## [WHAT THE TASK ASKS]
Every record must appear in your copy exactly as written, with no pictures.

## [MATERIAL TO PROCESS]

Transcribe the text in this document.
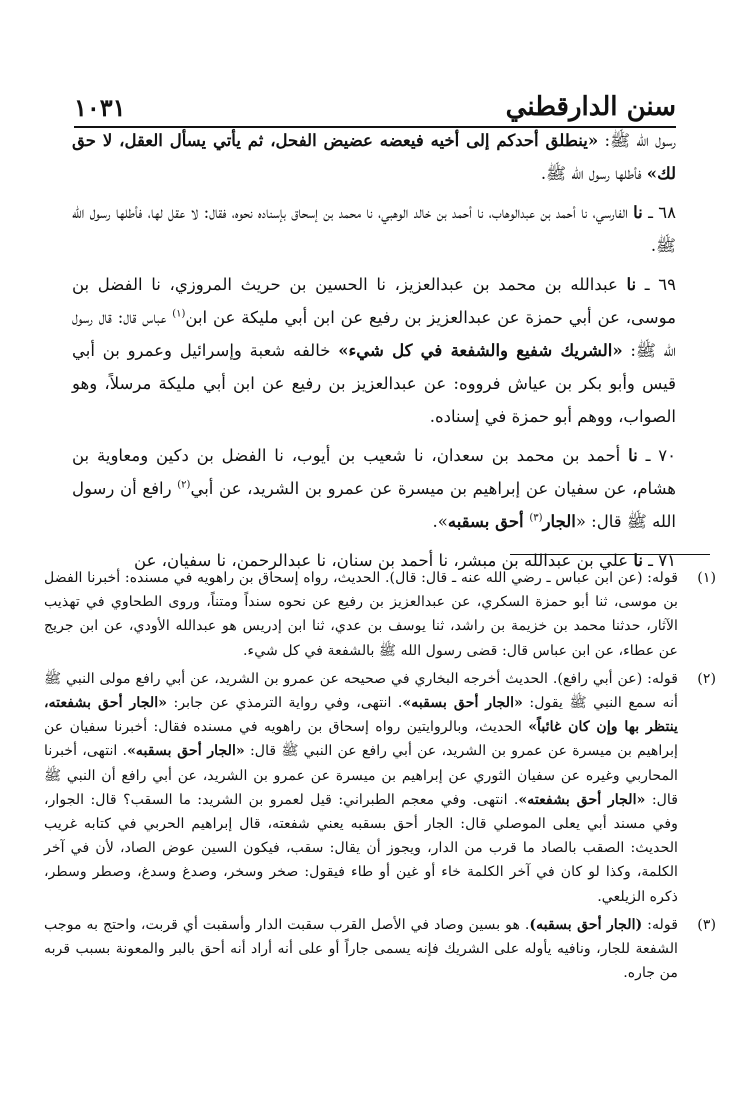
سنن الدارقطني
١٠٣١

رسول الله ﷺ: «ينطلق أحدكم إلى أخيه فيعضه عضيض الفحل، ثم يأتي يسأل العقل، لا حق لك» فأطلها رسول الله ﷺ.

٦٨ ـ نا الفارسي، نا أحمد بن عبدالوهاب، نا أحمد بن خالد الوهبي، نا محمد بن إسحاق بإسناده نحوه، فقال: لا عقل لها، فأطلها رسول الله ﷺ.

٦٩ ـ نا عبدالله بن محمد بن عبدالعزيز، نا الحسين بن حريث المروزي، نا الفضل بن موسى، عن أبي حمزة عن عبدالعزيز بن رفيع عن ابن أبي مليكة عن ابن$^{(١)}$ عباس قال: قال رسول الله ﷺ: «الشريك شفيع والشفعة في كل شيء» خالفه شعبة وإسرائيل وعمرو بن أبي قيس وأبو بكر بن عياش فرووه: عن عبدالعزيز بن رفيع عن ابن أبي مليكة مرسلاً، وهو الصواب، ووهم أبو حمزة في إسناده.

٧٠ ـ نا أحمد بن محمد بن سعدان، نا شعيب بن أيوب، نا الفضل بن دكين ومعاوية بن هشام، عن سفيان عن إبراهيم بن ميسرة عن عمرو بن الشريد، عن أبي$^{(٢)}$ رافع أن رسول الله ﷺ قال: «الجار$^{(٣)}$ أحق بسقبه».

٧١ ـ نا علي بن عبدالله بن مبشر، نا أحمد بن سنان، نا عبدالرحمن، نا سفيان، عن

(١)
قوله: (عن ابن عباس ـ رضي الله عنه ـ قال: قال). الحديث، رواه إسحاق بن راهويه في مسنده: أخبرنا الفضل بن موسى، ثنا أبو حمزة السكري، عن عبدالعزيز بن رفيع عن نحوه سنداً ومتناً، وروى الطحاوي في تهذيب الآثار، حدثنا محمد بن خزيمة بن راشد، ثنا يوسف بن عدي، ثنا ابن إدريس هو عبدالله الأودي، عن ابن جريج عن عطاء، عن ابن عباس قال: قضى رسول الله ﷺ بالشفعة في كل شيء.
(٢)
قوله: (عن أبي رافع). الحديث أخرجه البخاري في صحيحه عن عمرو بن الشريد، عن أبي رافع مولى النبي ﷺ أنه سمع النبي ﷺ يقول: «الجار أحق بسقبه». انتهى، وفي رواية الترمذي عن جابر: «الجار أحق بشفعته، ينتظر بها وإن كان غائباً» الحديث، وبالروايتين رواه إسحاق بن راهويه في مسنده فقال: أخبرنا سفيان عن إبراهيم بن ميسرة عن عمرو بن الشريد، عن أبي رافع عن النبي ﷺ قال: «الجار أحق بسقبه». انتهى، أخبرنا المحاربي وغيره عن سفيان الثوري عن إبراهيم بن ميسرة عن عمرو بن الشريد، عن أبي رافع أن النبي ﷺ قال: «الجار أحق بشفعته». انتهى. وفي معجم الطبراني: قيل لعمرو بن الشريد: ما السقب؟ قال: الجوار، وفي مسند أبي يعلى الموصلي قال: الجار أحق بسقبه يعني شفعته، قال إبراهيم الحربي في كتابه غريب الحديث: الصقب بالصاد ما قرب من الدار، ويجوز أن يقال: سقب، فيكون السين عوض الصاد، لأن في آخر الكلمة، وكذا لو كان في آخر الكلمة خاء أو غين أو طاء فيقول: صخر وسخر، وصدغ وسدغ، وصطر وسطر، ذكره الزيلعي.
(٣)
قوله: (الجار أحق بسقبه). هو بسين وصاد في الأصل القرب سقبت الدار وأسقبت أي قربت، واحتج به موجب الشفعة للجار، ونافيه يأوله على الشريك فإنه يسمى جاراً أو على أنه أراد أنه أحق بالبر والمعونة بسبب قربه من جاره.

## [SOLUTION TO THE PROBLEM]
Transcribe the text in this document.
سنن الدارقطني
١٠٣١

رسول الله ﷺ: «ينطلق أحدكم إلى أخيه فيعضه عضيض الفحل، ثم يأتي يسأل العقل، لا حق لك» فأطلها رسول الله ﷺ.

٦٨ ـ نا الفارسي، نا أحمد بن عبدالوهاب، نا أحمد بن خالد الوهبي، نا محمد بن إسحاق بإسناده نحوه، فقال: لا عقل لها، فأطلها رسول الله ﷺ.

٦٩ ـ نا عبدالله بن محمد بن عبدالعزيز، نا الحسين بن حريث المروزي، نا الفضل بن موسى، عن أبي حمزة عن عبدالعزيز بن رفيع عن ابن أبي مليكة عن ابن$^{(١)}$ عباس قال: قال رسول الله ﷺ: «الشريك شفيع والشفعة في كل شيء» خالفه شعبة وإسرائيل وعمرو بن أبي قيس وأبو بكر بن عياش فرووه: عن عبدالعزيز بن رفيع عن ابن أبي مليكة مرسلاً، وهو الصواب، ووهم أبو حمزة في إسناده.

٧٠ ـ نا أحمد بن محمد بن سعدان، نا شعيب بن أيوب، نا الفضل بن دكين ومعاوية بن هشام، عن سفيان عن إبراهيم بن ميسرة عن عمرو بن الشريد، عن أبي$^{(٢)}$ رافع أن رسول الله ﷺ قال: «الجار$^{(٣)}$ أحق بسقبه».

٧١ ـ نا علي بن عبدالله بن مبشر، نا أحمد بن سنان، نا عبدالرحمن، نا سفيان، عن

(١)
قوله: (عن ابن عباس ـ رضي الله عنه ـ قال: قال). الحديث، رواه إسحاق بن راهويه في مسنده: أخبرنا الفضل بن موسى، ثنا أبو حمزة السكري، عن عبدالعزيز بن رفيع عن نحوه سنداً ومتناً، وروى الطحاوي في تهذيب الآثار، حدثنا محمد بن خزيمة بن راشد، ثنا يوسف بن عدي، ثنا ابن إدريس هو عبدالله الأودي، عن ابن جريج عن عطاء، عن ابن عباس قال: قضى رسول الله ﷺ بالشفعة في كل شيء.
(٢)
قوله: (عن أبي رافع). الحديث أخرجه البخاري في صحيحه عن عمرو بن الشريد، عن أبي رافع مولى النبي ﷺ أنه سمع النبي ﷺ يقول: «الجار أحق بسقبه». انتهى، وفي رواية الترمذي عن جابر: «الجار أحق بشفعته، ينتظر بها وإن كان غائباً» الحديث، وبالروايتين رواه إسحاق بن راهويه في مسنده فقال: أخبرنا سفيان عن إبراهيم بن ميسرة عن عمرو بن الشريد، عن أبي رافع عن النبي ﷺ قال: «الجار أحق بسقبه». انتهى، أخبرنا المحاربي وغيره عن سفيان الثوري عن إبراهيم بن ميسرة عن عمرو بن الشريد، عن أبي رافع أن النبي ﷺ قال: «الجار أحق بشفعته». انتهى. وفي معجم الطبراني: قيل لعمرو بن الشريد: ما السقب؟ قال: الجوار، وفي مسند أبي يعلى الموصلي قال: الجار أحق بسقبه يعني شفعته، قال إبراهيم الحربي في كتابه غريب الحديث: الصقب بالصاد ما قرب من الدار، ويجوز أن يقال: سقب، فيكون السين عوض الصاد، لأن في آخر الكلمة، وكذا لو كان في آخر الكلمة خاء أو غين أو طاء فيقول: صخر وسخر، وصدغ وسدغ، وصطر وسطر، ذكره الزيلعي.
(٣)
قوله: (الجار أحق بسقبه). هو بسين وصاد في الأصل القرب سقبت الدار وأسقبت أي قربت، واحتج به موجب الشفعة للجار، ونافيه يأوله على الشريك فإنه يسمى جاراً أو على أنه أراد أنه أحق بالبر والمعونة بسبب قربه من جاره.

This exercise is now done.